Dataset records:
---+---
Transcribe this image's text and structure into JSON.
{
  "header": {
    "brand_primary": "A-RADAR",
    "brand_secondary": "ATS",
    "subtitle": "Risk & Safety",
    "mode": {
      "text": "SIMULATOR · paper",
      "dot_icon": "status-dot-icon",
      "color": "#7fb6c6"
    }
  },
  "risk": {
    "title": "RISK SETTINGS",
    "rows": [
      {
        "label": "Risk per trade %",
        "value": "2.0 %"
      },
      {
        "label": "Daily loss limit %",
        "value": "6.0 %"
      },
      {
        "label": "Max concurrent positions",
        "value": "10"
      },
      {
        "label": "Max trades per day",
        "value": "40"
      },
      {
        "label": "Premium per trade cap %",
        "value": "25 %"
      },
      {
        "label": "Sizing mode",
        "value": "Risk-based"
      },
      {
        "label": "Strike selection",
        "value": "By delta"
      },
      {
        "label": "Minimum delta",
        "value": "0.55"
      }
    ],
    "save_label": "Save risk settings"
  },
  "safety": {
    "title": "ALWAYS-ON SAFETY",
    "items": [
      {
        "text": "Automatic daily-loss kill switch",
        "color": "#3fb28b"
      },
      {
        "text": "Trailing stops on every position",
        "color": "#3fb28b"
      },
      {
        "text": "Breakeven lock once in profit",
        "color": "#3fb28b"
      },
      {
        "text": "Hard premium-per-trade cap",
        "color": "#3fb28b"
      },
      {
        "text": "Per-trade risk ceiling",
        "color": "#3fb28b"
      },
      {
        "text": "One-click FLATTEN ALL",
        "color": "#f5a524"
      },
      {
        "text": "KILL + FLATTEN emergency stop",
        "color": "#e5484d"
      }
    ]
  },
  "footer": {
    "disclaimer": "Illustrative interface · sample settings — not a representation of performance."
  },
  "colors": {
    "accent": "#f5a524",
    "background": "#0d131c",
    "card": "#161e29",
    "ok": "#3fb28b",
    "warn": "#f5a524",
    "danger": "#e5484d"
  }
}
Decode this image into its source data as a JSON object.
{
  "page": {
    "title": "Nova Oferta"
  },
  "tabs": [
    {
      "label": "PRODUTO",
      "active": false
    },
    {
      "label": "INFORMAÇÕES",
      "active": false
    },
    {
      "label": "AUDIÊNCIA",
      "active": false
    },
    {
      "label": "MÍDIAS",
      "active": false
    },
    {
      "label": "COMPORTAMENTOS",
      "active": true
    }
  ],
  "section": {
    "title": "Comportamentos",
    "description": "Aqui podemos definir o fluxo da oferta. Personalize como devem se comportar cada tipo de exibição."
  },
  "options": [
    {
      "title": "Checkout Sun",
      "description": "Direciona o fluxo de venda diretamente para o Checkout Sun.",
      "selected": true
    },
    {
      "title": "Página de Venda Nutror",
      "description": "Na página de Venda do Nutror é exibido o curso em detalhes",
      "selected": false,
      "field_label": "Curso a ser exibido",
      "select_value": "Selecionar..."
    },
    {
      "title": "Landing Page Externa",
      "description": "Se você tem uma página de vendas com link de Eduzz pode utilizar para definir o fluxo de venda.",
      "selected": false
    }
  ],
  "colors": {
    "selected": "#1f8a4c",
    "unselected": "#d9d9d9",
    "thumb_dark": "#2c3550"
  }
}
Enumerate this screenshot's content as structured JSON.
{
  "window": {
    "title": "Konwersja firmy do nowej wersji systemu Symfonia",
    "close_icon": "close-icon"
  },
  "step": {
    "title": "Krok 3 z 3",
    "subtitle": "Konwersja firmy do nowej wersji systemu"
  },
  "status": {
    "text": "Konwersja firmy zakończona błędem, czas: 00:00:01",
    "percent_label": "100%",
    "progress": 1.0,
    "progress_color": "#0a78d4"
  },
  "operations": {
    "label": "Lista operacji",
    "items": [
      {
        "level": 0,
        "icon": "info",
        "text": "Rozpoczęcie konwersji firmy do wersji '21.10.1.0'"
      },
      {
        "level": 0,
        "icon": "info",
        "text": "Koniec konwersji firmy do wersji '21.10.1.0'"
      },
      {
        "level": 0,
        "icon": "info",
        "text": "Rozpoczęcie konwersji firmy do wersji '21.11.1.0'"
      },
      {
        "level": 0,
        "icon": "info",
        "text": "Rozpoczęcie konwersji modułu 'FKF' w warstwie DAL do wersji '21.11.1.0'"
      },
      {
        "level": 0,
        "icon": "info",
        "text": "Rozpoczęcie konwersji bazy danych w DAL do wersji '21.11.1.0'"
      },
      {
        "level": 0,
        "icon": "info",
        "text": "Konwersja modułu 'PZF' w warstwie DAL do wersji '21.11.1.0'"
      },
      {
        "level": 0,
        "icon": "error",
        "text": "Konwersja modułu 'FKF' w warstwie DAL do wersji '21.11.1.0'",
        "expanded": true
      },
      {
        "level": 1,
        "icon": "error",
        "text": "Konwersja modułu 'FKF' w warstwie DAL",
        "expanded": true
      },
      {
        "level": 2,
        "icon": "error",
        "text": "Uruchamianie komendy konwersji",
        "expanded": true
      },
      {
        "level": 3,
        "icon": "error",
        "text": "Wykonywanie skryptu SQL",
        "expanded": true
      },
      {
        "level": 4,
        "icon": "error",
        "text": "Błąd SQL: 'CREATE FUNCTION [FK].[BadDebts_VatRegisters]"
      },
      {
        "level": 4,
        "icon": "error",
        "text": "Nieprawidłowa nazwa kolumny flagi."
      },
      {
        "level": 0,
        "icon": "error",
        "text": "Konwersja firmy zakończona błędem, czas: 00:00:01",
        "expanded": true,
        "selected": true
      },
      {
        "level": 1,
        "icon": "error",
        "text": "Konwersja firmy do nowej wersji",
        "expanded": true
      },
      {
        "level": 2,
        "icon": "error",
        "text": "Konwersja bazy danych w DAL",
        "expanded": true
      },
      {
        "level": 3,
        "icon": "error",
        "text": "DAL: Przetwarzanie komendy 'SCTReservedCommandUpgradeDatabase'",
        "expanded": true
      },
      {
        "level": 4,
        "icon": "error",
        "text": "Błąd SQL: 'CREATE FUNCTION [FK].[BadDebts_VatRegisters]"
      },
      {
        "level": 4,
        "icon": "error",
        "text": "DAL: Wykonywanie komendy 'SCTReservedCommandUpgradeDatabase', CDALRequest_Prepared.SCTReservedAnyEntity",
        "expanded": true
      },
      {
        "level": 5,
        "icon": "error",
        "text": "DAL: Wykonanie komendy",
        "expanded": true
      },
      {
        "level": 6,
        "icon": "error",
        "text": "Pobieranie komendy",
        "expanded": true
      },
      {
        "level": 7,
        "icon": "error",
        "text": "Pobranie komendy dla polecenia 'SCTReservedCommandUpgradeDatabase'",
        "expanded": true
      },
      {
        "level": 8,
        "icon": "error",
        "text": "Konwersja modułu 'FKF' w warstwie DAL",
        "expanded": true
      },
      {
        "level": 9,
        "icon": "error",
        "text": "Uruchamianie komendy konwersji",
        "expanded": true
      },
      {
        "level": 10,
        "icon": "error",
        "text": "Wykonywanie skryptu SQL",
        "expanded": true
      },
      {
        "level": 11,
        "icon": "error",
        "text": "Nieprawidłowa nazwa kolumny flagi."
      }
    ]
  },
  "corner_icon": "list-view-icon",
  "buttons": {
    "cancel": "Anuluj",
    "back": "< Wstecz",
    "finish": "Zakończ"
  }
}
---+---
Using the listing above, please repeat every entry exactly.

Transcribe this image's text and structure into JSON.
{
  "header": {
    "brand_primary": "A-RADAR",
    "brand_secondary": "ATS",
    "subtitle": "Risk & Safety",
    "mode": {
      "text": "SIMULATOR · paper",
      "dot_icon": "status-dot-icon",
      "color": "#7fb6c6"
    }
  },
  "risk": {
    "title": "RISK SETTINGS",
    "rows": [
      {
        "label": "Risk per trade %",
        "value": "2.0 %"
      },
      {
        "label": "Daily loss limit %",
        "value": "6.0 %"
      },
      {
        "label": "Max concurrent positions",
        "value": "10"
      },
      {
        "label": "Max trades per day",
        "value": "40"
      },
      {
        "label": "Premium per trade cap %",
        "value": "25 %"
      },
      {
        "label": "Sizing mode",
        "value": "Risk-based"
      },
      {
        "label": "Strike selection",
        "value": "By delta"
      },
      {
        "label": "Minimum delta",
        "value": "0.55"
      }
    ],
    "save_label": "Save risk settings"
  },
  "safety": {
    "title": "ALWAYS-ON SAFETY",
    "items": [
      {
        "text": "Automatic daily-loss kill switch",
        "color": "#3fb28b"
      },
      {
        "text": "Trailing stops on every position",
        "color": "#3fb28b"
      },
      {
        "text": "Breakeven lock once in profit",
        "color": "#3fb28b"
      },
      {
        "text": "Hard premium-per-trade cap",
        "color": "#3fb28b"
      },
      {
        "text": "Per-trade risk ceiling",
        "color": "#3fb28b"
      },
      {
        "text": "One-click FLATTEN ALL",
        "color": "#f5a524"
      },
      {
        "text": "KILL + FLATTEN emergency stop",
        "color": "#e5484d"
      }
    ]
  },
  "footer": {
    "disclaimer": "Illustrative interface · sample settings — not a representation of performance."
  },
  "colors": {
    "accent": "#f5a524",
    "background": "#0d131c",
    "card": "#161e29",
    "ok": "#3fb28b",
    "warn": "#f5a524",
    "danger": "#e5484d"
  }
}
Decode this image into its source data as a JSON object.
{
  "page": {
    "title": "Nova Oferta"
  },
  "tabs": [
    {
      "label": "PRODUTO",
      "active": false
    },
    {
      "label": "INFORMAÇÕES",
      "active": false
    },
    {
      "label": "AUDIÊNCIA",
      "active": false
    },
    {
      "label": "MÍDIAS",
      "active": false
    },
    {
      "label": "COMPORTAMENTOS",
      "active": true
    }
  ],
  "section": {
    "title": "Comportamentos",
    "description": "Aqui podemos definir o fluxo da oferta. Personalize como devem se comportar cada tipo de exibição."
  },
  "options": [
    {
      "title": "Checkout Sun",
      "description": "Direciona o fluxo de venda diretamente para o Checkout Sun.",
      "selected": true
    },
    {
      "title": "Página de Venda Nutror",
      "description": "Na página de Venda do Nutror é exibido o curso em detalhes",
      "selected": false,
      "field_label": "Curso a ser exibido",
      "select_value": "Selecionar..."
    },
    {
      "title": "Landing Page Externa",
      "description": "Se você tem uma página de vendas com link de Eduzz pode utilizar para definir o fluxo de venda.",
      "selected": false
    }
  ],
  "colors": {
    "selected": "#1f8a4c",
    "unselected": "#d9d9d9",
    "thumb_dark": "#2c3550"
  }
}
Enumerate this screenshot's content as structured JSON.
{
  "window": {
    "title": "Konwersja firmy do nowej wersji systemu Symfonia",
    "close_icon": "close-icon"
  },
  "step": {
    "title": "Krok 3 z 3",
    "subtitle": "Konwersja firmy do nowej wersji systemu"
  },
  "status": {
    "text": "Konwersja firmy zakończona błędem, czas: 00:00:01",
    "percent_label": "100%",
    "progress": 1.0,
    "progress_color": "#0a78d4"
  },
  "operations": {
    "label": "Lista operacji",
    "items": [
      {
        "level": 0,
        "icon": "info",
        "text": "Rozpoczęcie konwersji firmy do wersji '21.10.1.0'"
      },
      {
        "level": 0,
        "icon": "info",
        "text": "Koniec konwersji firmy do wersji '21.10.1.0'"
      },
      {
        "level": 0,
        "icon": "info",
        "text": "Rozpoczęcie konwersji firmy do wersji '21.11.1.0'"
      },
      {
        "level": 0,
        "icon": "info",
        "text": "Rozpoczęcie konwersji modułu 'FKF' w warstwie DAL do wersji '21.11.1.0'"
      },
      {
        "level": 0,
        "icon": "info",
        "text": "Rozpoczęcie konwersji bazy danych w DAL do wersji '21.11.1.0'"
      },
      {
        "level": 0,
        "icon": "info",
        "text": "Konwersja modułu 'PZF' w warstwie DAL do wersji '21.11.1.0'"
      },
      {
        "level": 0,
        "icon": "error",
        "text": "Konwersja modułu 'FKF' w warstwie DAL do wersji '21.11.1.0'",
        "expanded": true
      },
      {
        "level": 1,
        "icon": "error",
        "text": "Konwersja modułu 'FKF' w warstwie DAL",
        "expanded": true
      },
      {
        "level": 2,
        "icon": "error",
        "text": "Uruchamianie komendy konwersji",
        "expanded": true
      },
      {
        "level": 3,
        "icon": "error",
        "text": "Wykonywanie skryptu SQL",
        "expanded": true
      },
      {
        "level": 4,
        "icon": "error",
        "text": "Błąd SQL: 'CREATE FUNCTION [FK].[BadDebts_VatRegisters]"
      },
      {
        "level": 4,
        "icon": "error",
        "text": "Nieprawidłowa nazwa kolumny flagi."
      },
      {
        "level": 0,
        "icon": "error",
        "text": "Konwersja firmy zakończona błędem, czas: 00:00:01",
        "expanded": true,
        "selected": true
      },
      {
        "level": 1,
        "icon": "error",
        "text": "Konwersja firmy do nowej wersji",
        "expanded": true
      },
      {
        "level": 2,
        "icon": "error",
        "text": "Konwersja bazy danych w DAL",
        "expanded": true
      },
      {
        "level": 3,
        "icon": "error",
        "text": "DAL: Przetwarzanie komendy 'SCTReservedCommandUpgradeDatabase'",
        "expanded": true
      },
      {
        "level": 4,
        "icon": "error",
        "text": "Błąd SQL: 'CREATE FUNCTION [FK].[BadDebts_VatRegisters]"
      },
      {
        "level": 4,
        "icon": "error",
        "text": "DAL: Wykonywanie komendy 'SCTReservedCommandUpgradeDatabase', CDALRequest_Prepared.SCTReservedAnyEntity",
        "expanded": true
      },
      {
        "level": 5,
        "icon": "error",
        "text": "DAL: Wykonanie komendy",
        "expanded": true
      },
      {
        "level": 6,
        "icon": "error",
        "text": "Pobieranie komendy",
        "expanded": true
      },
      {
        "level": 7,
        "icon": "error",
        "text": "Pobranie komendy dla polecenia 'SCTReservedCommandUpgradeDatabase'",
        "expanded": true
      },
      {
        "level": 8,
        "icon": "error",
        "text": "Konwersja modułu 'FKF' w warstwie DAL",
        "expanded": true
      },
      {
        "level": 9,
        "icon": "error",
        "text": "Uruchamianie komendy konwersji",
        "expanded": true
      },
      {
        "level": 10,
        "icon": "error",
        "text": "Wykonywanie skryptu SQL",
        "expanded": true
      },
      {
        "level": 11,
        "icon": "error",
        "text": "Nieprawidłowa nazwa kolumny flagi."
      }
    ]
  },
  "corner_icon": "list-view-icon",
  "buttons": {
    "cancel": "Anuluj",
    "back": "< Wstecz",
    "finish": "Zakończ"
  }
}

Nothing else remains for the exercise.